STATED TASK 1> Transcribe the stretch of the Current History excerpt from "On the day the" through "army is built.".
STATED TASK 2> Render this sentence from the Current History excerpt in French: "Now a word concerning the German officer."

GIVEN PASSAGE>
%%
Prev | Current Page 153 | Next

Various

"New York Times Current History: The European War from the Beginning to March 1915, Vol 1, No. 2 Who Began the War, and Why?"


On the day the German mobilization was ordered we traveled with some
Americans from the western border to Berlin. These Americans said: "We
do not know much about your army, but judging by what we have seen in
these days there prevails in it and all its arrangements such system
that it must win. System must win every time." In this saying there is,
indeed, much of truth--order and system are the basis upon which the
mighty organization of our army is built.
Now a word concerning the German officer. He, too, has been much
maligned, he is often misunderstood by foreigners, and yet we believe
that the people of the United States in particular must be able to
understand the German officer. One of the greatest sons of free America,
George Washington, gave his countrymen the advice to select only
gentlemen as officers, and it is according to this principle that the
officers of the German Army and Navy are chosen. Their selection is
made, moreover, upon a democratic basis, in that the officers' corps of
the various regiments decide for themselves whether they will or will
not accept as a comrade the person whose name is proposed to them.
%%
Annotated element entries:
%%
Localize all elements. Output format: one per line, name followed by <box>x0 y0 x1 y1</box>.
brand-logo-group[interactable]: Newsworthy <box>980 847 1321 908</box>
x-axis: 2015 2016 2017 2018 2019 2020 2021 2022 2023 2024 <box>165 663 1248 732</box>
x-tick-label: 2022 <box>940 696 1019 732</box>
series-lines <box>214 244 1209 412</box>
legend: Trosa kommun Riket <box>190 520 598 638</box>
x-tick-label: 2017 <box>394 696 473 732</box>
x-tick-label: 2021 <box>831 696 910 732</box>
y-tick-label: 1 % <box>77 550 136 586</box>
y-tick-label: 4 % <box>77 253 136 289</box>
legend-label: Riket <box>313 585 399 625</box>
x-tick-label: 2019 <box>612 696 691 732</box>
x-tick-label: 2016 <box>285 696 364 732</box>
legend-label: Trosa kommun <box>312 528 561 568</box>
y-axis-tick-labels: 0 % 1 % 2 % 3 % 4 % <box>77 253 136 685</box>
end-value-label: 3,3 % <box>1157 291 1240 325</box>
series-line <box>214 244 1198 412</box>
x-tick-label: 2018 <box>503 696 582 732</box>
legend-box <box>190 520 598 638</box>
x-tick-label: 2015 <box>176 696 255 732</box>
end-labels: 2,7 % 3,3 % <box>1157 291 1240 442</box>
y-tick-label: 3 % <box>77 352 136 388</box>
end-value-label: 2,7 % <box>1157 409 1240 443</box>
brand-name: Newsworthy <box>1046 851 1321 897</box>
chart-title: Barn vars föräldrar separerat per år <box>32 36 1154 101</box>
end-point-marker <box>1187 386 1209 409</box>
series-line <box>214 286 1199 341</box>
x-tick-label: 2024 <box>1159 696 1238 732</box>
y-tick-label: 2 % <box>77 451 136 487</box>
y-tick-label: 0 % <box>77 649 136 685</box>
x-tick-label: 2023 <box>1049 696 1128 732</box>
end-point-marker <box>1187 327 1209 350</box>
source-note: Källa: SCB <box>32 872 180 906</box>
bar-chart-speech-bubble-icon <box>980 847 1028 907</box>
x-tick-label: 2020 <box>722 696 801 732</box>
%%
RESULT 1>
On the day the German mobilization was ordered we traveled with some
Americans from the western border to Berlin. These Americans said: "We
do not know much about your army, but judging by what we have seen in
these days there prevails in it and all its arrangements such system
that it must win. System must win every time." In this saying there is,
indeed, much of truth--order and system are the basis upon which the
mighty organization of our army is built.

RESULT 2> Maintenant, un mot au sujet de l'officier allemand.